▶ [Entries supplied]
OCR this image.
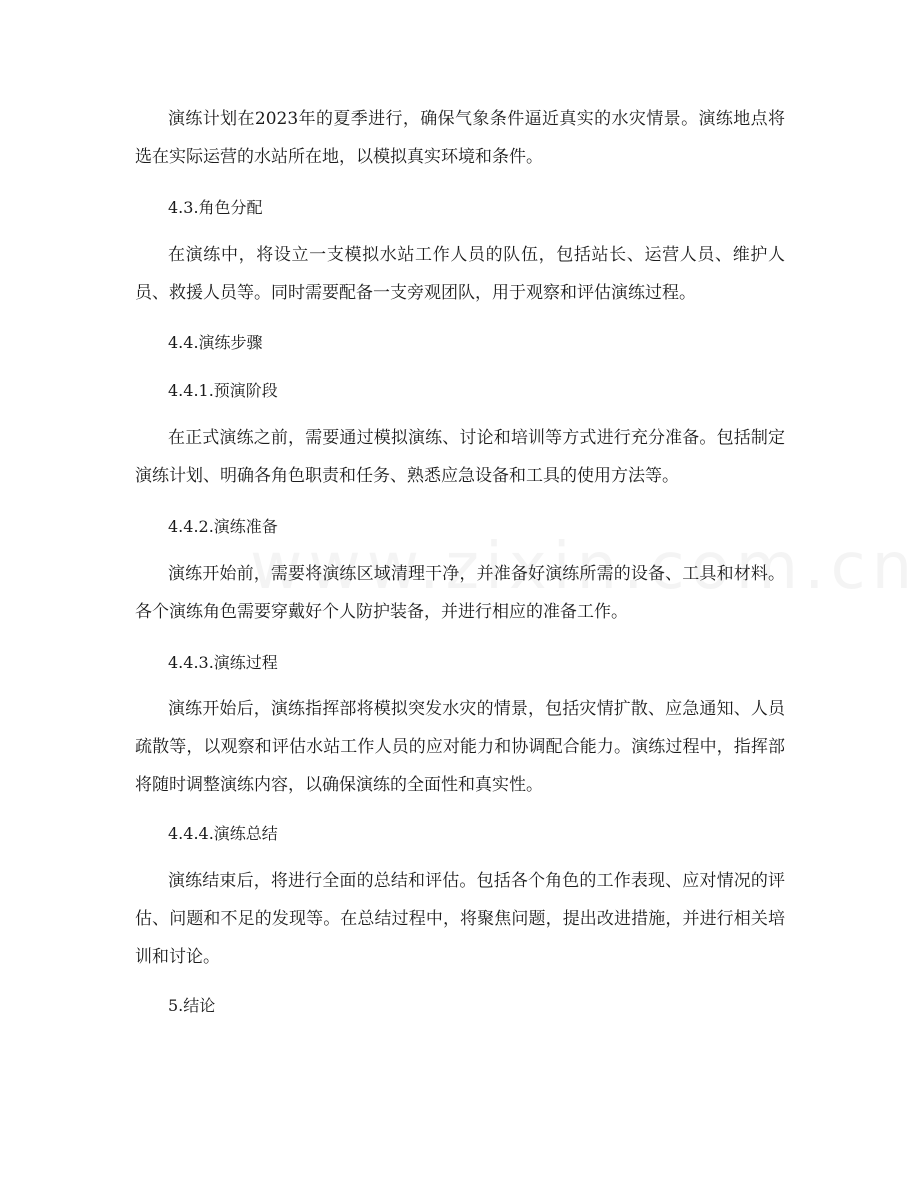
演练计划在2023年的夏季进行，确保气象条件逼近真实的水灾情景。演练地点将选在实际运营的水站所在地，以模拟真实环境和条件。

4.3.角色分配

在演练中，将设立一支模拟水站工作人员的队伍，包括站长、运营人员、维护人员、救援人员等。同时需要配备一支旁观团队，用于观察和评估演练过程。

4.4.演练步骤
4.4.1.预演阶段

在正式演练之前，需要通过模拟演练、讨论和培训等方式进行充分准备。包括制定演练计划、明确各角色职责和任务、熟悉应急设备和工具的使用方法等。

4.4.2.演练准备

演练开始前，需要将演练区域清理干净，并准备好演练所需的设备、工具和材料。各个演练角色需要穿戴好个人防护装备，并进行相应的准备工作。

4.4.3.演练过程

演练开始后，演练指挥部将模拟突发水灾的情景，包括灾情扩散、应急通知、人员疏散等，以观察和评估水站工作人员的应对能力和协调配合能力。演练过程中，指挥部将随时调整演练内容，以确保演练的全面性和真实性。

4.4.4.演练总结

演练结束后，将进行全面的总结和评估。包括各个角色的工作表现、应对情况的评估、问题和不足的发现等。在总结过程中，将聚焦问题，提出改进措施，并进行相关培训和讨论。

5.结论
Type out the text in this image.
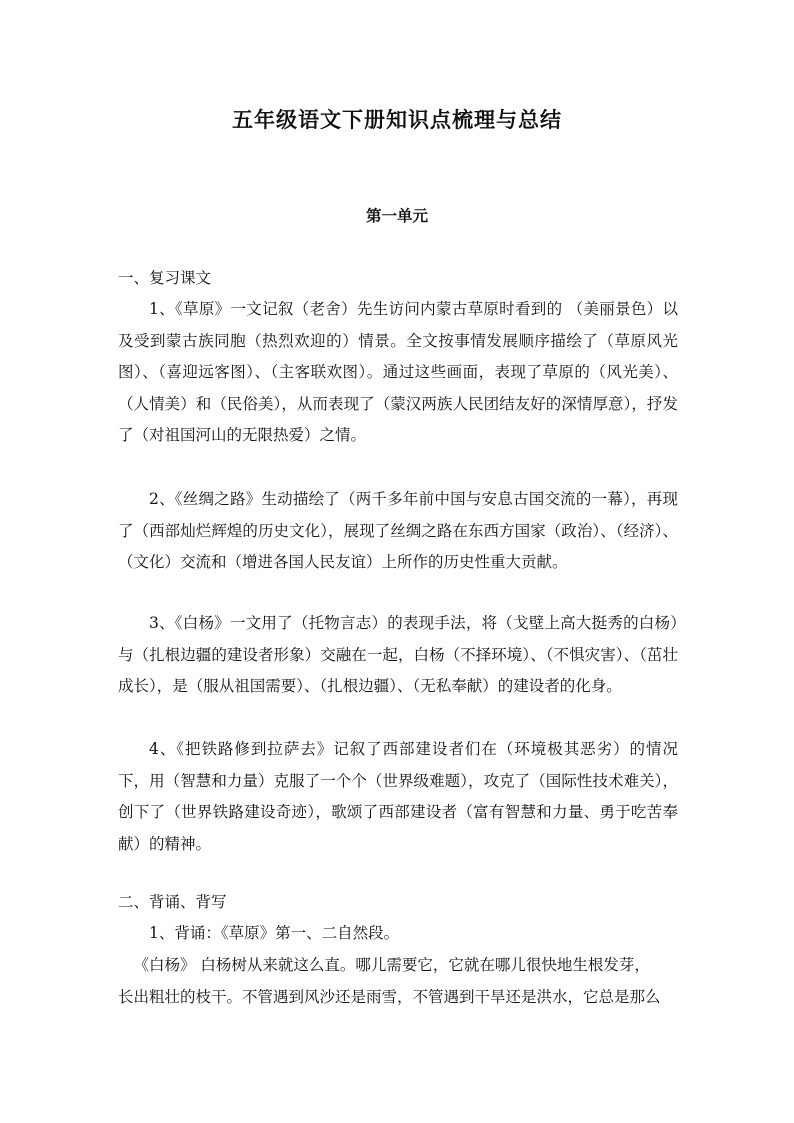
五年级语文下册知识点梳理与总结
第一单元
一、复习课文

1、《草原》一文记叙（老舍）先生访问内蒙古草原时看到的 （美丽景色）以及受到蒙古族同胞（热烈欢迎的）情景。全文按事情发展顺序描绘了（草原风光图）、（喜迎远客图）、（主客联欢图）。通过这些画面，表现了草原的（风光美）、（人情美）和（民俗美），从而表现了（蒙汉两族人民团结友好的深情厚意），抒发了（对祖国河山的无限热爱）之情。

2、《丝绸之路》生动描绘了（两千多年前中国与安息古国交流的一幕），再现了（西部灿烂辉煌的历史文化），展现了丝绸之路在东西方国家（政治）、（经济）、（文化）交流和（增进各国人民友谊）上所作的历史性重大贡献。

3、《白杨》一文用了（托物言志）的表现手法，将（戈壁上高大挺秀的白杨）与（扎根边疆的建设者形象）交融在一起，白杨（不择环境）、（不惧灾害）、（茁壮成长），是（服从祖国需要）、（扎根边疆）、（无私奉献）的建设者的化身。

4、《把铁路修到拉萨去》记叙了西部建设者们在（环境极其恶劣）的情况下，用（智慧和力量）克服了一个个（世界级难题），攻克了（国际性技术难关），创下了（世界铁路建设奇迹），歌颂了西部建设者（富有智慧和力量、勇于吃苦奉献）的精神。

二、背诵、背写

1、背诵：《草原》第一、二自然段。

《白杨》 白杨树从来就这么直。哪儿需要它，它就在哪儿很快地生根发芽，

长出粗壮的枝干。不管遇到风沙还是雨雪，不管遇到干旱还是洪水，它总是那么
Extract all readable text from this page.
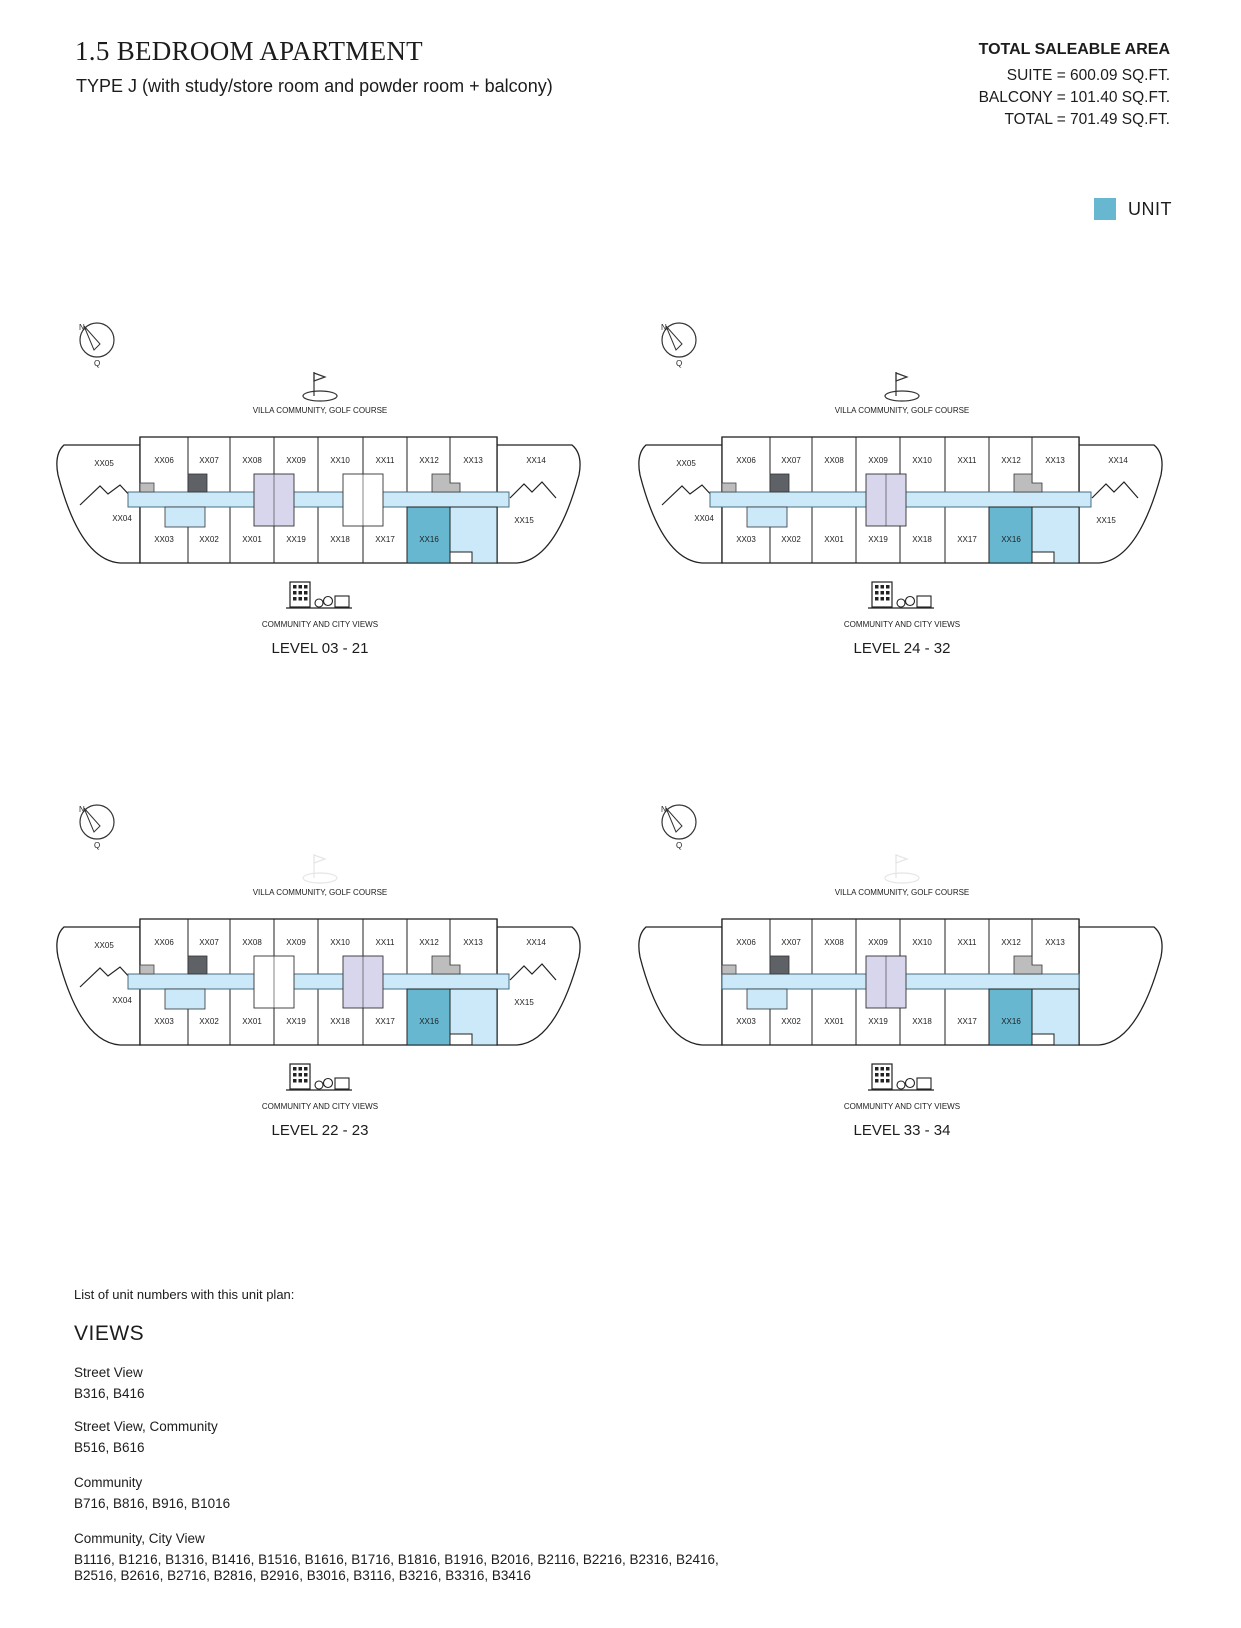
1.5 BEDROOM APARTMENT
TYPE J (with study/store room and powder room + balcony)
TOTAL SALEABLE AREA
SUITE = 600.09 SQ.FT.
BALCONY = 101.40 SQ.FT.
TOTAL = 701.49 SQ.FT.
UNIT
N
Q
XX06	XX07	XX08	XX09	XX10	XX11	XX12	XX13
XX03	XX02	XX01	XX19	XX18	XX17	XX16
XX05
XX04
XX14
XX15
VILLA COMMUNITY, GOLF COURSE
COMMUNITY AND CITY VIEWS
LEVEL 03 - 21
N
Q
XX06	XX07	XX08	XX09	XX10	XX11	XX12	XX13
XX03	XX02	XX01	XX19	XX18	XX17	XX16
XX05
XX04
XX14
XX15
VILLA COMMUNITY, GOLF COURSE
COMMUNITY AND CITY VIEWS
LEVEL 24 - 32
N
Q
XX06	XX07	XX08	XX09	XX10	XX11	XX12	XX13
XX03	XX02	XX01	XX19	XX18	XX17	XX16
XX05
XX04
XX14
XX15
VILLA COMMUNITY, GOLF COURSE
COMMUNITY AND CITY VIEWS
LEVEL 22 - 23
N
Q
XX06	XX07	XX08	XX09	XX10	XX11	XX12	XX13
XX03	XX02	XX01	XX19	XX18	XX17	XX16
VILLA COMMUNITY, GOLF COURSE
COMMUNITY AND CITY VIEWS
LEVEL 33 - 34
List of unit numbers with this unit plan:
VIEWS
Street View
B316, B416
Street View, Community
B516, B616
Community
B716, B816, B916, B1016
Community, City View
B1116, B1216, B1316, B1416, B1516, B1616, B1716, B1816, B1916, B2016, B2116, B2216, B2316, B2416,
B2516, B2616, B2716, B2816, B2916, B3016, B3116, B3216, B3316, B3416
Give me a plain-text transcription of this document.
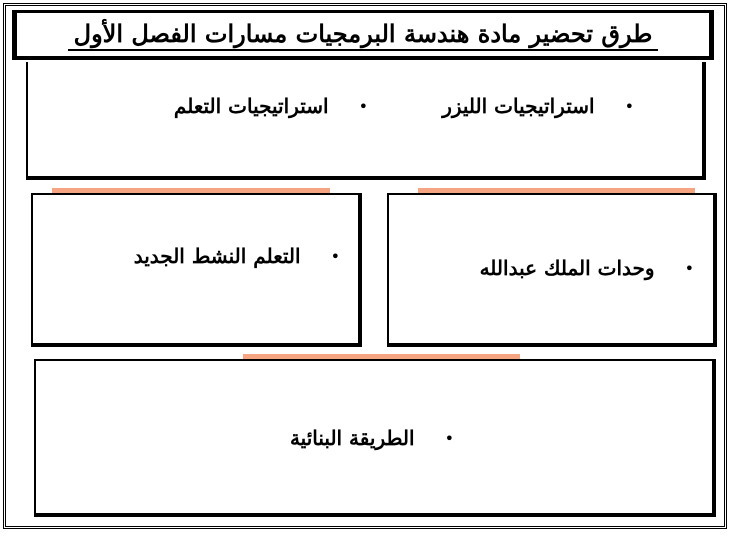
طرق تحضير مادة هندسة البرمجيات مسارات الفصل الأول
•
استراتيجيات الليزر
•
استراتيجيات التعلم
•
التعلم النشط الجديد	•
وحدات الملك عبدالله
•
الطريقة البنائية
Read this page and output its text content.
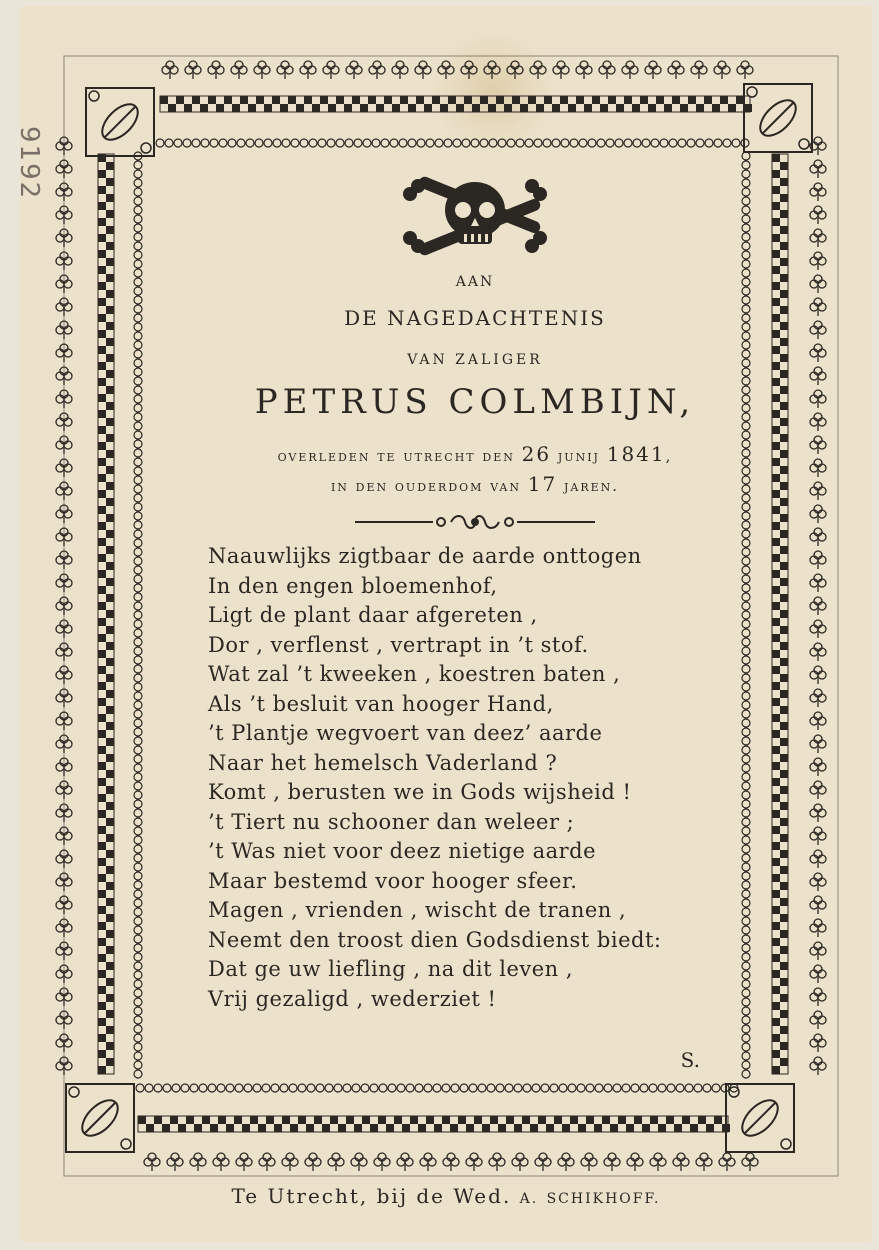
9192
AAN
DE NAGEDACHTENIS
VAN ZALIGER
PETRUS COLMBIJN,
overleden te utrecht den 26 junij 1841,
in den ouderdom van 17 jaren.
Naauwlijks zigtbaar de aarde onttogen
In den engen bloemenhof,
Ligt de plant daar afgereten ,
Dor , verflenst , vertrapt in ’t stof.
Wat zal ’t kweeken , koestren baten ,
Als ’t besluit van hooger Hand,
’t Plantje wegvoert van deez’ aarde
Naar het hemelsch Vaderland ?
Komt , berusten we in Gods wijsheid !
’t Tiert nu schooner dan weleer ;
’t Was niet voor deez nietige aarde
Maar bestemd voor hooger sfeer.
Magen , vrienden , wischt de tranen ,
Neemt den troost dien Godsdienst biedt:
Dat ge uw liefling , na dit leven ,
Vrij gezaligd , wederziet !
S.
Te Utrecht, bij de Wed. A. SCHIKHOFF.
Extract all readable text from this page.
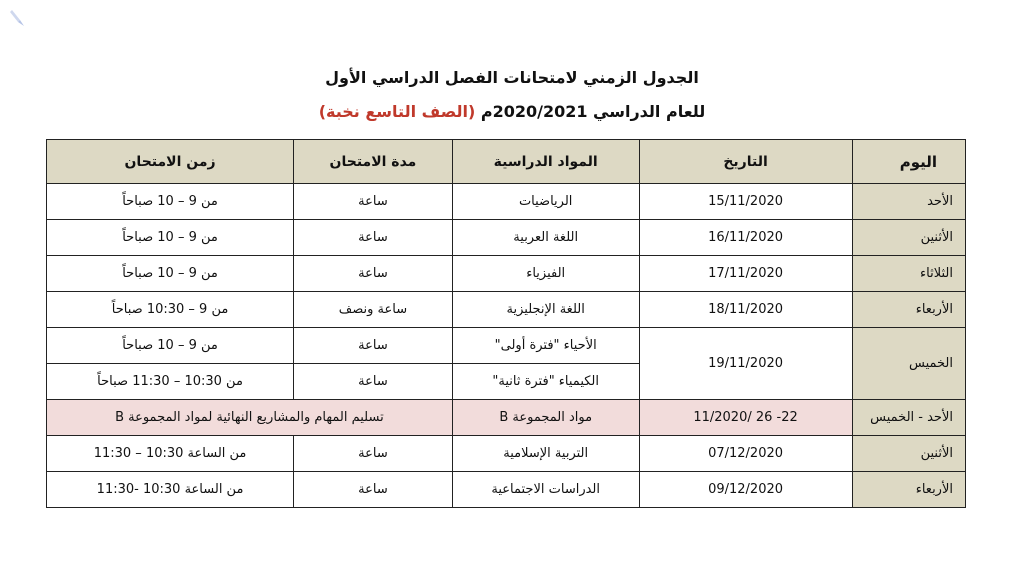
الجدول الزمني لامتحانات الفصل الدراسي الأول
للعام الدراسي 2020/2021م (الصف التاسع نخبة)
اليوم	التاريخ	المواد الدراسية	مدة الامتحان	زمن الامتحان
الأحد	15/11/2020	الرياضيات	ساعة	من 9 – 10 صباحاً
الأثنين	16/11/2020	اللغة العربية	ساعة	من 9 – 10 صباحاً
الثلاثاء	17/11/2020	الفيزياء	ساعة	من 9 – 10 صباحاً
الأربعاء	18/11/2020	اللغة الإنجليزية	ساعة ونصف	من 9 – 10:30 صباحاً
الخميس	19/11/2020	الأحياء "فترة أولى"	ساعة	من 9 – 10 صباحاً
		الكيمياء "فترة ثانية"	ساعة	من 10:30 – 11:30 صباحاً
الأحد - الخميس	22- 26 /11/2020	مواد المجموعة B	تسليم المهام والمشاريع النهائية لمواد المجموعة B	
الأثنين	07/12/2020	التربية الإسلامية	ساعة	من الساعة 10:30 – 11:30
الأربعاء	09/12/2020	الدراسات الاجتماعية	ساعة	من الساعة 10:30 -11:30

▶ [What you should do] Each line with the string "الأثنين" in it needs to be found and copied.

▶ [Written response]
الأثنين	16/11/2020	اللغة العربية	ساعة	من 9 – 10 صباحاً
الأثنين	07/12/2020	التربية الإسلامية	ساعة	من الساعة 10:30 – 11:30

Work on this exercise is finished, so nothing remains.